▸ **Required action**
Every line in the records below with the string "KMeans" needs to be copied out.

▸ **Information provided**
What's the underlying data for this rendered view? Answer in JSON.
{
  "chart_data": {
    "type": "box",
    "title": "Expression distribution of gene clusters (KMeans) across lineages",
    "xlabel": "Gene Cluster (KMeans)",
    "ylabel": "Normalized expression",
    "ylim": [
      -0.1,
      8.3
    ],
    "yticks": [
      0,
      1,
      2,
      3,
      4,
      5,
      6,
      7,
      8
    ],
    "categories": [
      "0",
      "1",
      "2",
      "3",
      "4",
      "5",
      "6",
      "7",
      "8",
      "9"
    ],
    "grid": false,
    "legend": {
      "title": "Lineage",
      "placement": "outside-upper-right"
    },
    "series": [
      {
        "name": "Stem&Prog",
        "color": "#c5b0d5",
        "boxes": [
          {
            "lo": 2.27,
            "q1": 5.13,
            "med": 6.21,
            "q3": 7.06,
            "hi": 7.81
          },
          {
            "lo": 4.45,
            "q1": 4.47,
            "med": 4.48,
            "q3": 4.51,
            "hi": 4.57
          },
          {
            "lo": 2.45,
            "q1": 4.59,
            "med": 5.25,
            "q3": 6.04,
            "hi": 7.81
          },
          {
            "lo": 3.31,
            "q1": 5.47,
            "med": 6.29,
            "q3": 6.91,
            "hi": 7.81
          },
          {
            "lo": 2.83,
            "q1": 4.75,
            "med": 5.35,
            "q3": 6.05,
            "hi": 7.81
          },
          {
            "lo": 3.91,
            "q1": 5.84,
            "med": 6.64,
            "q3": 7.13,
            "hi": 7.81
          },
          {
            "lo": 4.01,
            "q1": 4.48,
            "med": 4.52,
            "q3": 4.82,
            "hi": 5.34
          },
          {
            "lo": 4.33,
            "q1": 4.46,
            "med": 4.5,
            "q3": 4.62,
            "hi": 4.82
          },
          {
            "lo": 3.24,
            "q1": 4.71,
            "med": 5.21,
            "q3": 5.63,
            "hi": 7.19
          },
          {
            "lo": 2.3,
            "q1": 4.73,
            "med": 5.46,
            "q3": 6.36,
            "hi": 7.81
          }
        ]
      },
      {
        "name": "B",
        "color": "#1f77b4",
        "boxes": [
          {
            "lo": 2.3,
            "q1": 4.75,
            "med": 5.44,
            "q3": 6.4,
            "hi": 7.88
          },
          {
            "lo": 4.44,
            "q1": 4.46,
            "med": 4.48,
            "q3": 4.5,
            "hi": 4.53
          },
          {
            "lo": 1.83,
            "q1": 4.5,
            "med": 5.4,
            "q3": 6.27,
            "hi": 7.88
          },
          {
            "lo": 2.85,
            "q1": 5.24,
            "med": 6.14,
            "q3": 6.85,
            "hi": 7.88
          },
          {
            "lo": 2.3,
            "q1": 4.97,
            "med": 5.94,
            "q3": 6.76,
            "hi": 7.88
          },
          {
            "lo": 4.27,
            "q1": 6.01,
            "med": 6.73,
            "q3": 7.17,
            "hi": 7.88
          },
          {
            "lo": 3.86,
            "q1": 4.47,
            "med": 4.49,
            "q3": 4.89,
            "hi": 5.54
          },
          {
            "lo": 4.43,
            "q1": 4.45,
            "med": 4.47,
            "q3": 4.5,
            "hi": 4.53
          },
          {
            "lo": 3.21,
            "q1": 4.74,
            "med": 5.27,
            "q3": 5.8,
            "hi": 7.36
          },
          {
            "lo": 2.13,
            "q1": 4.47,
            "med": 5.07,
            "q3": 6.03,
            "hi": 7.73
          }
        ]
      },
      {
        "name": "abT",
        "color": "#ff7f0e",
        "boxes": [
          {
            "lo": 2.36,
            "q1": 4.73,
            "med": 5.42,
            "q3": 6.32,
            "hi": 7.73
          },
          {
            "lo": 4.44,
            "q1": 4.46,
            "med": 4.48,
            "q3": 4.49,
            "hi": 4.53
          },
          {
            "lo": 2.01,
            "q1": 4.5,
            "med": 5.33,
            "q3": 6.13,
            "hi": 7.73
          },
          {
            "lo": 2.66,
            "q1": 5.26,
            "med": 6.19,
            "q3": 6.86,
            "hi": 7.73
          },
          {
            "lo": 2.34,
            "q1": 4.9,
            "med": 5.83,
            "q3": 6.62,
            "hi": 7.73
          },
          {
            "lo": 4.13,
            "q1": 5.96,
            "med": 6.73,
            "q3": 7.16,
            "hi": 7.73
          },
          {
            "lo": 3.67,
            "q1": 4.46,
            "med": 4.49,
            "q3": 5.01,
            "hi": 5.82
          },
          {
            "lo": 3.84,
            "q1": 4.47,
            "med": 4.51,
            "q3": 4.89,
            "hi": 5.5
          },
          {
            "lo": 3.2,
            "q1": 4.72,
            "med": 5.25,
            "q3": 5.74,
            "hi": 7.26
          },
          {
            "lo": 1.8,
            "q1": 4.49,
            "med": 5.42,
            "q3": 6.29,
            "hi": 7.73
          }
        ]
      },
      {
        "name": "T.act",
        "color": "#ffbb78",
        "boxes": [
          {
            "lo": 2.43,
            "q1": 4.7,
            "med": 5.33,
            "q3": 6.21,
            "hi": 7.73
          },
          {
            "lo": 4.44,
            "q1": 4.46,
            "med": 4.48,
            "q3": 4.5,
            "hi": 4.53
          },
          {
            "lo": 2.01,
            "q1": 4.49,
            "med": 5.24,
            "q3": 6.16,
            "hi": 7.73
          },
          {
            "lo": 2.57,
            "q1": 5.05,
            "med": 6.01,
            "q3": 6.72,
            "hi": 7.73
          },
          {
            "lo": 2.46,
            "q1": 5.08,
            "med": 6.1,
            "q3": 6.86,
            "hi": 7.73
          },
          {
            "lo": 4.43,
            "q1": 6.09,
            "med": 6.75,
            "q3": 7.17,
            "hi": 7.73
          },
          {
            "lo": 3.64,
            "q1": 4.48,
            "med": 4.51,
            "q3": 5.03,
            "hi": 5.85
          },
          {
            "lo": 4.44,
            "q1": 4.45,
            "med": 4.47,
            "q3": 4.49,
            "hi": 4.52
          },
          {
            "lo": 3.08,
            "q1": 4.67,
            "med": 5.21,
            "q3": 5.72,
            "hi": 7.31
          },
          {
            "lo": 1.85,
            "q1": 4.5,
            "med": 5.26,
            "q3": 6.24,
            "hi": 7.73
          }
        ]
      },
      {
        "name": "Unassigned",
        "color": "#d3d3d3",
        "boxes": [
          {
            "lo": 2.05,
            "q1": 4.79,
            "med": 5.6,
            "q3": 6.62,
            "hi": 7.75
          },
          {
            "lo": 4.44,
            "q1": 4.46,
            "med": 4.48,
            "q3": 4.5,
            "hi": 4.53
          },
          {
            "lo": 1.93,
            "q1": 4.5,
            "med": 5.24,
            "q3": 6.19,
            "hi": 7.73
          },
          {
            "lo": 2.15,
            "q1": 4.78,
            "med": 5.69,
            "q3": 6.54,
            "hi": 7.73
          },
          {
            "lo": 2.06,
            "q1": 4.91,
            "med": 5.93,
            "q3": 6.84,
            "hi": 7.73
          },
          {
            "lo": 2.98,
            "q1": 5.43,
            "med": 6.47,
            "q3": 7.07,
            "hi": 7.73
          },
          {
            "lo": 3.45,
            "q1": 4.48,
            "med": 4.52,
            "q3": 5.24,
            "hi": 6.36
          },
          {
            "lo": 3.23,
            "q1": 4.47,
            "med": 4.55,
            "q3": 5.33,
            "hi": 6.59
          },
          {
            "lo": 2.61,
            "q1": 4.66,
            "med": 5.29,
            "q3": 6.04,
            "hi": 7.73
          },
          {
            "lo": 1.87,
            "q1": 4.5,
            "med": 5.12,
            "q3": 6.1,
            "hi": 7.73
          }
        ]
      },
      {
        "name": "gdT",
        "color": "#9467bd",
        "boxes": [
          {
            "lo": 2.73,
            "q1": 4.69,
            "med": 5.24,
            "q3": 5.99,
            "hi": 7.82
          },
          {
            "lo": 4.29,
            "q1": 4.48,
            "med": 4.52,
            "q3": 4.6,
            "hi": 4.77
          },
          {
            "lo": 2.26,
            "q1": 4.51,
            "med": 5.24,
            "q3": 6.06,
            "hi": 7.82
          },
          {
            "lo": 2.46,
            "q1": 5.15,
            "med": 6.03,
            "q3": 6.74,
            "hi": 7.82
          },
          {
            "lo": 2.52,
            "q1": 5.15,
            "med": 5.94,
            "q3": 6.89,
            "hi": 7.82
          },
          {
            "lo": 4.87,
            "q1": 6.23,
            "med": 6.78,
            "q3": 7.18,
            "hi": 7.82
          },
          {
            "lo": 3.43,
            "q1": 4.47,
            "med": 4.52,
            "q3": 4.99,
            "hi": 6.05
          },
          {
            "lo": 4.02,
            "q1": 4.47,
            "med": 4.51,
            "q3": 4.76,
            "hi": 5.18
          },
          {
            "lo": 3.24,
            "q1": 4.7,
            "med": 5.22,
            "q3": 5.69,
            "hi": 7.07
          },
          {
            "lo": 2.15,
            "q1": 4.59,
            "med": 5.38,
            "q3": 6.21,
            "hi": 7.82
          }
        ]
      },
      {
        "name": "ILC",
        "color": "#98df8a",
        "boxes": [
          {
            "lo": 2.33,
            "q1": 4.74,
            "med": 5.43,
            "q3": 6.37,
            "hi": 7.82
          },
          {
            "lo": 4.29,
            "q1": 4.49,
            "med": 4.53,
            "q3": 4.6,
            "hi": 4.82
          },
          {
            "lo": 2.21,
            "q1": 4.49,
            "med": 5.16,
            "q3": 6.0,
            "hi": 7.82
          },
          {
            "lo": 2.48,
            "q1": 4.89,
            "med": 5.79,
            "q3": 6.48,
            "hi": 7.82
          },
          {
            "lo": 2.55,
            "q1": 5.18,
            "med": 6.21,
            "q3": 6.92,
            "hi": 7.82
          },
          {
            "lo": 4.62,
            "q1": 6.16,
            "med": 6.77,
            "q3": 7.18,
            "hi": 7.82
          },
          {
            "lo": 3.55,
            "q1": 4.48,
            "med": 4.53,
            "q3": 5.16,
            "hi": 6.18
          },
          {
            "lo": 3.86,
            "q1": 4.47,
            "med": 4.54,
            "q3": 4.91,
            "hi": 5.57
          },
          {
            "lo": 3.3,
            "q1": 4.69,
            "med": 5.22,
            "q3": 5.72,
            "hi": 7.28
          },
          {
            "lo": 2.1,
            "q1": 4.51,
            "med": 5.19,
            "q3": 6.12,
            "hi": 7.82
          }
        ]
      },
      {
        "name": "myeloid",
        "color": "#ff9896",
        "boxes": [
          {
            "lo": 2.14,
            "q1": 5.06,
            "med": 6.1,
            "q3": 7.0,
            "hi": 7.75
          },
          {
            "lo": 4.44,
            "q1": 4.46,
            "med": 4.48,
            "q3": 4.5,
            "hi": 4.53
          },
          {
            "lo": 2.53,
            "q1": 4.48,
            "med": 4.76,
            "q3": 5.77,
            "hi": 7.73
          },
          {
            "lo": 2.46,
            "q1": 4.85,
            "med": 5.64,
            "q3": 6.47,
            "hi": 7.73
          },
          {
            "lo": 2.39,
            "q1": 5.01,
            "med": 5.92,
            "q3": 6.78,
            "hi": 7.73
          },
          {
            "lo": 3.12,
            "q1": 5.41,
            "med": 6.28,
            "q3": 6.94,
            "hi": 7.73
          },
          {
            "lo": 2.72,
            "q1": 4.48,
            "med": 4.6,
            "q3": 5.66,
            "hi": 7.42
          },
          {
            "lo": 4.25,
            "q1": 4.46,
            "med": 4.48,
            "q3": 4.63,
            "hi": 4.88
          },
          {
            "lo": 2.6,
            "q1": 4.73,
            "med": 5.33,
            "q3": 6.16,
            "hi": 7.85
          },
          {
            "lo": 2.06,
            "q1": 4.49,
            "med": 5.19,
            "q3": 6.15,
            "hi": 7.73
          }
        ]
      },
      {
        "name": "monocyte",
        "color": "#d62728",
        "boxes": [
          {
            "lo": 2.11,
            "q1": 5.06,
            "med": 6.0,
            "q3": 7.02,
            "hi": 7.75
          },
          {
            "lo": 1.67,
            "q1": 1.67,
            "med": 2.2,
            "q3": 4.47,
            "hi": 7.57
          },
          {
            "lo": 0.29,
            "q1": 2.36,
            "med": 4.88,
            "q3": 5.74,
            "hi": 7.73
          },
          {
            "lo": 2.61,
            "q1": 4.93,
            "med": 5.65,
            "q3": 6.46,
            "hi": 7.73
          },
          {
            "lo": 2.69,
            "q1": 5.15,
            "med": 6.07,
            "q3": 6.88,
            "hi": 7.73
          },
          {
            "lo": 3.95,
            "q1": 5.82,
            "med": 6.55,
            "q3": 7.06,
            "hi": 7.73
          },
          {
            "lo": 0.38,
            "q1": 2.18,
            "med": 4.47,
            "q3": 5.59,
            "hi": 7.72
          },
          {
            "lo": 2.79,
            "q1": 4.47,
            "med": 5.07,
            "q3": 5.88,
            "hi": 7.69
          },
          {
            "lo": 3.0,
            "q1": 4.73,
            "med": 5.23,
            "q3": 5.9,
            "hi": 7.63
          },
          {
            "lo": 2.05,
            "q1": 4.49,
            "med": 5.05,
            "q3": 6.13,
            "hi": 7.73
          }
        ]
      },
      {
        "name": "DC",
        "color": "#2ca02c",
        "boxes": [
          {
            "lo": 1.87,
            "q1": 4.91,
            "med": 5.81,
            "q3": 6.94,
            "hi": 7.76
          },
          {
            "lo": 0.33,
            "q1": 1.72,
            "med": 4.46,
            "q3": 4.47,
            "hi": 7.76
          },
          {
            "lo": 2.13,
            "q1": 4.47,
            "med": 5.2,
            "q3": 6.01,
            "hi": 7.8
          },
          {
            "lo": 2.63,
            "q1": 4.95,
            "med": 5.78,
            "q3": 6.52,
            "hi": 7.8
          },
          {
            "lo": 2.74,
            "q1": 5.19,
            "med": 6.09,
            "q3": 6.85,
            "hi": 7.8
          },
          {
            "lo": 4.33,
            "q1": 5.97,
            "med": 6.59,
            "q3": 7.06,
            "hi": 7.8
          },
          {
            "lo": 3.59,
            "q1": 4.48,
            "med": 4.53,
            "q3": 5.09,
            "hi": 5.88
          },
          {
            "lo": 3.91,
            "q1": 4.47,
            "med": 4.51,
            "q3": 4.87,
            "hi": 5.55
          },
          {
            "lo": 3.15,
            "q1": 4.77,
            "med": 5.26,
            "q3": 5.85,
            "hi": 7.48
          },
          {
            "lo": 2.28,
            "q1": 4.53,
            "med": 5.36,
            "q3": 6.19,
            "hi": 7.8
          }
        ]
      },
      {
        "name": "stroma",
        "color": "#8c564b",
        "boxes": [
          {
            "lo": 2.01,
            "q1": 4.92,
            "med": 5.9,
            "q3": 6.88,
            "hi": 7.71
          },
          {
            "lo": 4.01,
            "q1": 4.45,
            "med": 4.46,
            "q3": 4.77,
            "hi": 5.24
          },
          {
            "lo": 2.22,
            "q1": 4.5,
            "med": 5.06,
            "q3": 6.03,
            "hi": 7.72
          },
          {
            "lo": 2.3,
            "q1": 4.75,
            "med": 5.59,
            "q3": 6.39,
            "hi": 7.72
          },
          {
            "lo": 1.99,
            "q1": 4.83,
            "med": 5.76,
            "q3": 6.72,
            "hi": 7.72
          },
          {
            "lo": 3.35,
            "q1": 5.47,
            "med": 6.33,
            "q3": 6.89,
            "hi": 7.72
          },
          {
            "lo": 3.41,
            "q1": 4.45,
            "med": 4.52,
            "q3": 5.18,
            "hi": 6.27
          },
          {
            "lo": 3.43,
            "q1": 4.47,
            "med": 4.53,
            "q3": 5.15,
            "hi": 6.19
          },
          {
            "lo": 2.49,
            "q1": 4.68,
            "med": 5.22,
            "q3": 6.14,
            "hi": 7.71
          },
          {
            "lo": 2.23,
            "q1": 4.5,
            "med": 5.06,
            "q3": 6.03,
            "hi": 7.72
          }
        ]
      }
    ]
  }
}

▸ **Answer to this problem**
    "title": "Expression distribution of gene clusters (KMeans) across lineages",
    "xlabel": "Gene Cluster (KMeans)",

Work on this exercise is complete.